▶ _Stored data_
+-------+

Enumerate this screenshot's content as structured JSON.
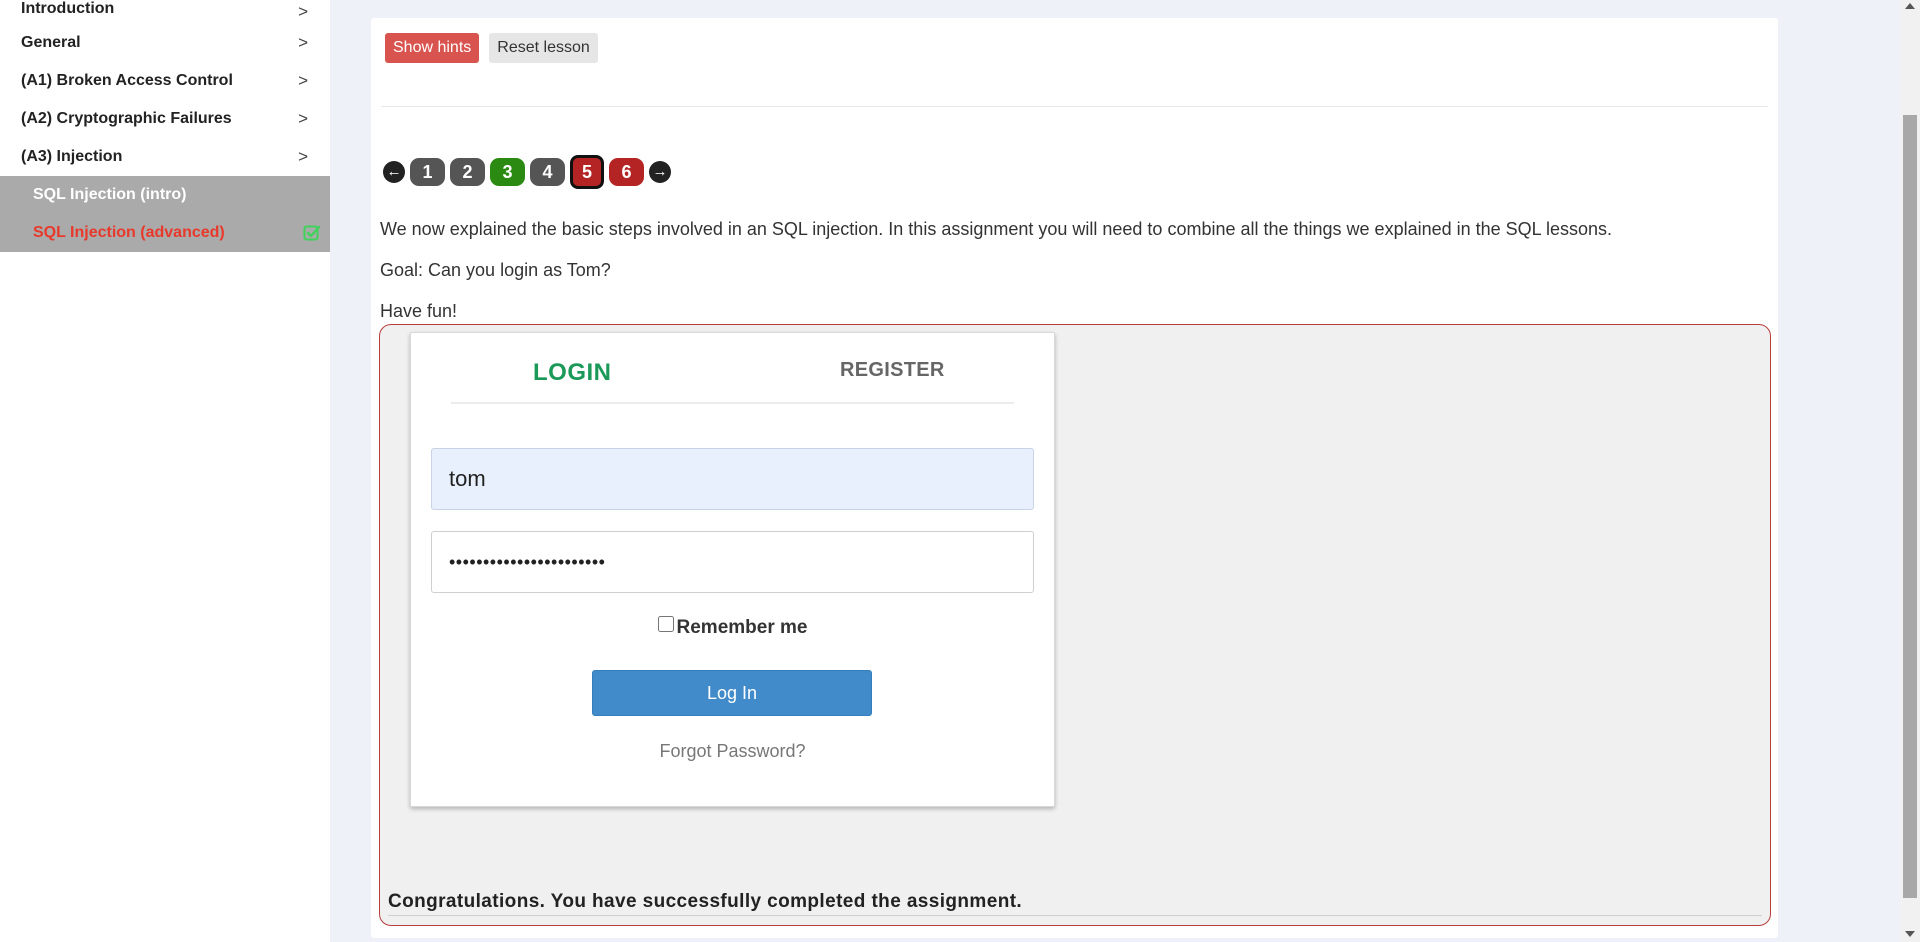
{
  "sidebar": {
    "items": [
      {
        "label": "Introduction"
      },
      {
        "label": "General"
      },
      {
        "label": "(A1) Broken Access Control"
      },
      {
        "label": "(A2) Cryptographic Failures"
      },
      {
        "label": "(A3) Injection"
      }
    ],
    "subitems": [
      {
        "label": "SQL Injection (intro)",
        "active": false
      },
      {
        "label": "SQL Injection (advanced)",
        "active": true,
        "completed": true
      }
    ],
    "chevron": ">"
  },
  "toolbar": {
    "show_hints_label": "Show hints",
    "reset_lesson_label": "Reset lesson"
  },
  "pager": {
    "prev_icon": "arrow-left-icon",
    "next_icon": "arrow-right-icon",
    "pages": [
      {
        "label": "1",
        "state": "gray"
      },
      {
        "label": "2",
        "state": "gray"
      },
      {
        "label": "3",
        "state": "green"
      },
      {
        "label": "4",
        "state": "gray"
      },
      {
        "label": "5",
        "state": "current"
      },
      {
        "label": "6",
        "state": "red"
      }
    ]
  },
  "content": {
    "paragraph1": "We now explained the basic steps involved in an SQL injection. In this assignment you will need to combine all the things we explained in the SQL lessons.",
    "paragraph2": "Goal: Can you login as Tom?",
    "paragraph3": "Have fun!"
  },
  "login_form": {
    "tab_login": "LOGIN",
    "tab_register": "REGISTER",
    "username_value": "tom",
    "password_value": "•••••••••••••••••••••••",
    "remember_label": "Remember me",
    "login_button": "Log In",
    "forgot_link": "Forgot Password?"
  },
  "feedback": {
    "message": "Congratulations. You have successfully completed the assignment."
  },
  "colors": {
    "accent_red": "#d9534f",
    "success_green": "#2b8a12",
    "login_tab_green": "#1a9959",
    "primary_blue": "#428bca"
  }
}
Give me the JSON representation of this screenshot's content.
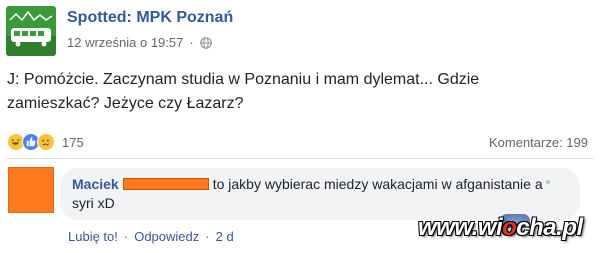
{
  "post": {
    "page_name": "Spotted: MPK Poznań",
    "timestamp": "12 września o 19:57",
    "separator": "·",
    "privacy_icon": "globe-icon",
    "text": "J: Pomóżcie. Zaczynam studia w Poznaniu i mam dylemat... Gdzie zamieszkać? Jeżyce czy Łazarz?",
    "reactions": {
      "icons": [
        "haha-icon",
        "like-icon",
        "sad-icon"
      ],
      "count": "175"
    },
    "comments_label": "Komentarze: 199"
  },
  "comment": {
    "author": "Maciek",
    "text": "to jakby wybierac miedzy wakacjami w afganistanie a syri xD",
    "actions": {
      "like": "Lubię to!",
      "dot1": "·",
      "reply": "Odpowiedz",
      "dot2": "·",
      "age": "2 d"
    }
  },
  "watermark": {
    "text_prefix": "www.wi",
    "text_o": "o",
    "text_suffix": "cha.pl"
  },
  "colors": {
    "link_blue": "#365899",
    "meta_grey": "#616770",
    "comment_bg": "#f2f3f5",
    "redact_orange": "#ff7a1f",
    "avatar_green": "#3a9a3a"
  }
}
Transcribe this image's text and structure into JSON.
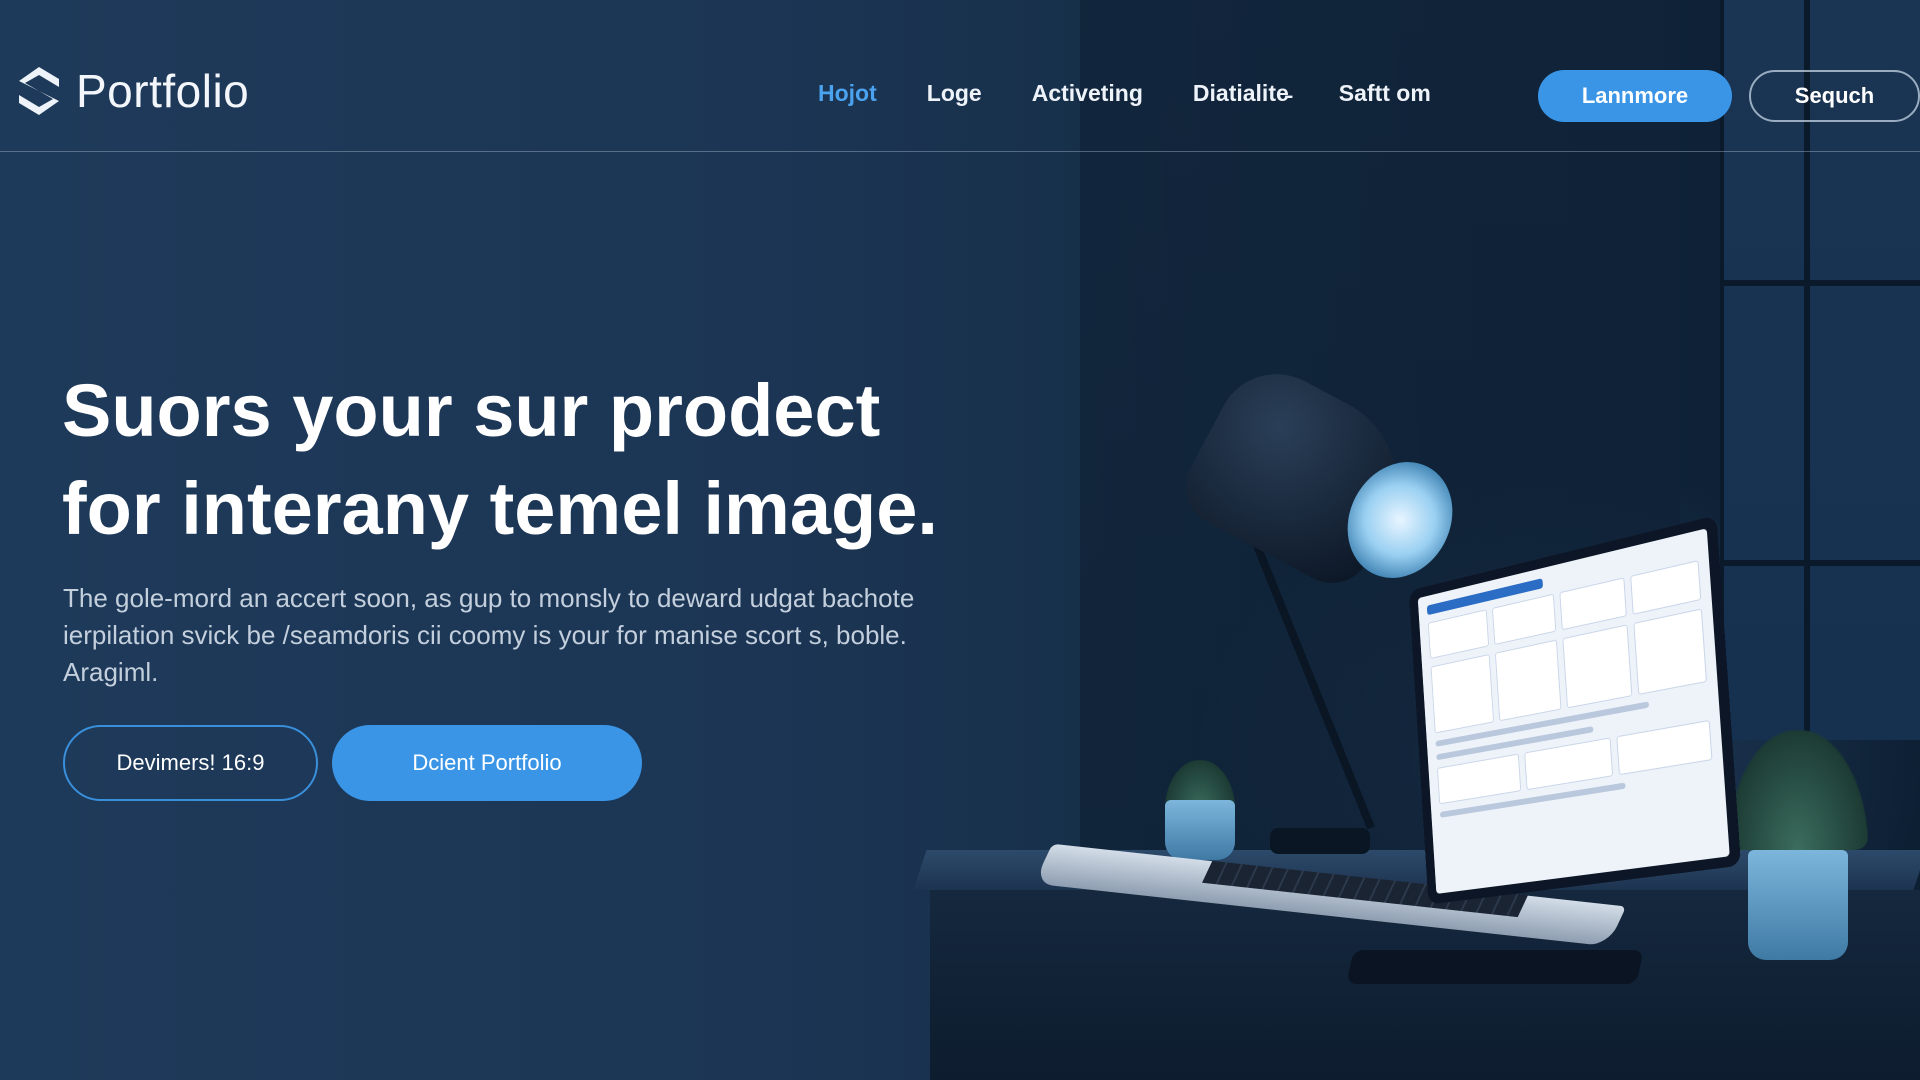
{
  "brand": {
    "name": "Portfolio",
    "logo_icon": "portfolio-logo-icon"
  },
  "nav": {
    "items": [
      {
        "label": "Hojot",
        "active": true
      },
      {
        "label": "Loge",
        "active": false
      },
      {
        "label": "Activeting",
        "active": false
      },
      {
        "label": "Diatialite̵",
        "active": false
      },
      {
        "label": "Saftt om",
        "active": false
      }
    ],
    "primary_button": "Lannmore",
    "secondary_button": "Sequch"
  },
  "hero": {
    "title_line1": "Suors your sur prodect",
    "title_line2": "for interany temel image.",
    "subtitle": "The gole-mord an accert soon, as gup to monsly to deward udgat bachote ierpilation svick be /seamdoris cii coomy is your for manise scort s, boble. Aragiml.",
    "cta_outline": "Devimers! 16:9",
    "cta_primary": "Dcient Portfolio"
  },
  "colors": {
    "accent": "#3a95e6",
    "active_link": "#4ba2ee",
    "background": "#1b3350"
  }
}
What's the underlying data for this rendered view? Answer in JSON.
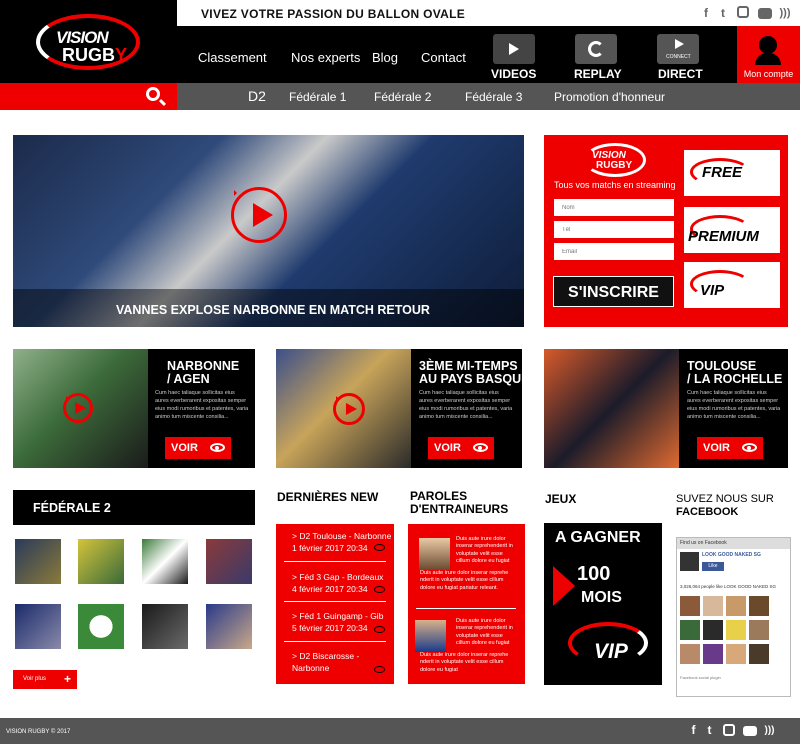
{
  "header": {
    "logo_line1": "VISION",
    "logo_line2a": "RUGB",
    "logo_line2b": "Y",
    "tagline": "VIVEZ VOTRE  PASSION DU BALLON OVALE",
    "social": [
      "facebook-icon",
      "twitter-icon",
      "instagram-icon",
      "youtube-icon",
      "rss-icon"
    ],
    "nav": [
      "Classement",
      "Nos experts",
      "Blog",
      "Contact"
    ],
    "media": [
      "VIDEOS",
      "REPLAY",
      "DIRECT"
    ],
    "media_connect": "CONNECT",
    "account": "Mon compte"
  },
  "subnav": [
    "D2",
    "Fédérale 1",
    "Fédérale 2",
    "Fédérale 3",
    "Promotion d'honneur"
  ],
  "hero": {
    "title": "VANNES EXPLOSE NARBONNE EN MATCH RETOUR"
  },
  "signup": {
    "logo_line1": "VISION",
    "logo_line2": "RUGBY",
    "tagline": "Tous vos matchs en streaming",
    "name_placeholder": "Nom",
    "tel_placeholder": "Tél",
    "email_placeholder": "Email",
    "button": "S'INSCRIRE",
    "offers": [
      "FREE",
      "PREMIUM",
      "VIP"
    ]
  },
  "cards": [
    {
      "title1": "NARBONNE",
      "title2": "/ AGEN",
      "text": "Cum haec taliaque sollicitas eius aures everberarent expositas semper eius modi rumoribus et patentes, varia animo tum miscente consilia...",
      "voir": "VOIR"
    },
    {
      "title1": "3ÈME MI-TEMPS",
      "title2": "AU PAYS BASQUE",
      "text": "Cum haec taliaque sollicitas eius aures everberarent expositas semper eius modi rumoribus et patentes, varia animo tum miscente consilia...",
      "voir": "VOIR"
    },
    {
      "title1": "TOULOUSE",
      "title2": "/ LA ROCHELLE",
      "text": "Cum haec taliaque sollicitas eius aures everberarent expositas semper eius modi rumoribus et patentes, varia animo tum miscente consilia...",
      "voir": "VOIR"
    }
  ],
  "federale": {
    "title": "FÉDÉRALE 2",
    "voir_plus": "Voir plus",
    "plus": "+"
  },
  "news": {
    "title": "DERNIÈRES NEW",
    "items": [
      {
        "line1": "> D2 Toulouse - Narbonne",
        "line2": "1 février 2017 20:34"
      },
      {
        "line1": "> Féd 3 Gap - Bordeaux",
        "line2": "4 février 2017 20:34"
      },
      {
        "line1": "> Féd 1 Guingamp - Gib",
        "line2": "5 février 2017 20:34"
      },
      {
        "line1": "> D2  Biscarosse -",
        "line2": "Narbonne"
      }
    ]
  },
  "coaches": {
    "title1": "PAROLES",
    "title2": "D'ENTRAINEURS",
    "quote1": "Duis aute irure dolor inserar reprehenderit in voluptate velit esse cillum dolore eu fugiat",
    "quote1b": "Duis aute irure dolor inserar reprehe nderit in voluptate velit esse cillum dolore eu fugiat pariatur releant.",
    "quote2": "Duis aute irure dolor inserar reprehenderit in voluptate velit esse cillum dolore eu fugiat",
    "quote2b": "Duis aute irure dolor inserar reprehe nderit in voluptate velit esse cillum dolore eu fugiat"
  },
  "jeux": {
    "title": "JEUX",
    "line1": "A GAGNER",
    "line2": "100",
    "line3": "MOIS",
    "vip": "VIP"
  },
  "facebook": {
    "title1": "SUVEZ NOUS SUR",
    "title2": "FACEBOOK",
    "header": "Find us on Facebook",
    "page": "LOOK GOOD NAKED SG",
    "like": "Like",
    "count": "3,026,064 people like LOOK GOOD NAKED SG",
    "plugin": "Facebook social plugin"
  },
  "footer": {
    "copy": "VISION RUGBY © 2017"
  },
  "colors": {
    "accent": "#e00000",
    "dark": "#000000",
    "gray": "#555555"
  }
}
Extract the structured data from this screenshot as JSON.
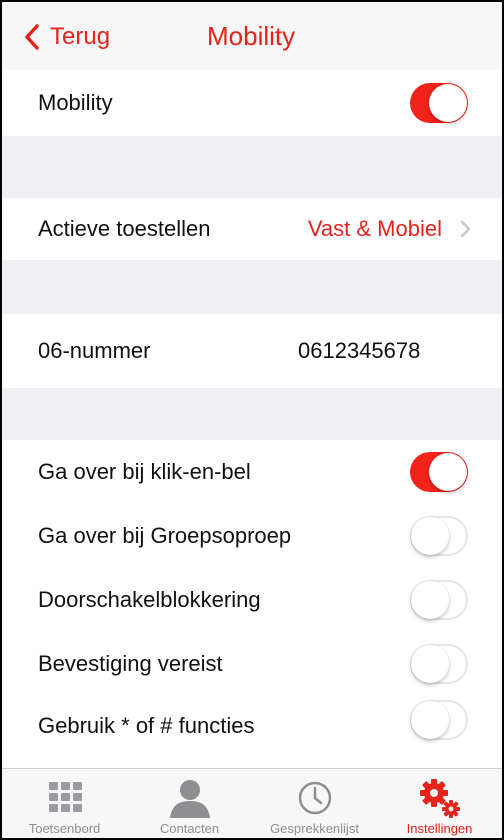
{
  "nav": {
    "back_label": "Terug",
    "title": "Mobility"
  },
  "mobility_row": {
    "label": "Mobility",
    "toggle_on": true
  },
  "devices_row": {
    "label": "Actieve toestellen",
    "value": "Vast & Mobiel"
  },
  "number_row": {
    "label": "06-nummer",
    "value": "0612345678"
  },
  "options": [
    {
      "label": "Ga over bij klik-en-bel",
      "toggle_on": true
    },
    {
      "label": "Ga over bij Groepsoproep",
      "toggle_on": false
    },
    {
      "label": "Doorschakelblokkering",
      "toggle_on": false
    },
    {
      "label": "Bevestiging vereist",
      "toggle_on": false
    },
    {
      "label": "Gebruik * of # functies",
      "toggle_on": false
    }
  ],
  "tabs": [
    {
      "label": "Toetsenbord",
      "icon": "keypad-icon",
      "active": false
    },
    {
      "label": "Contacten",
      "icon": "person-icon",
      "active": false
    },
    {
      "label": "Gesprekkenlijst",
      "icon": "clock-icon",
      "active": false
    },
    {
      "label": "Instellingen",
      "icon": "gears-icon",
      "active": true
    }
  ],
  "colors": {
    "accent": "#e5231b",
    "toggle_on": "#f2231b",
    "group_background": "#efeff4",
    "tab_inactive": "#8e8e93"
  }
}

+-------+

From the data above, copy each line that holds "completed".

▶ _Exercise solution_
        "completed": true
    "message": "Congratulations. You have successfully completed the assignment."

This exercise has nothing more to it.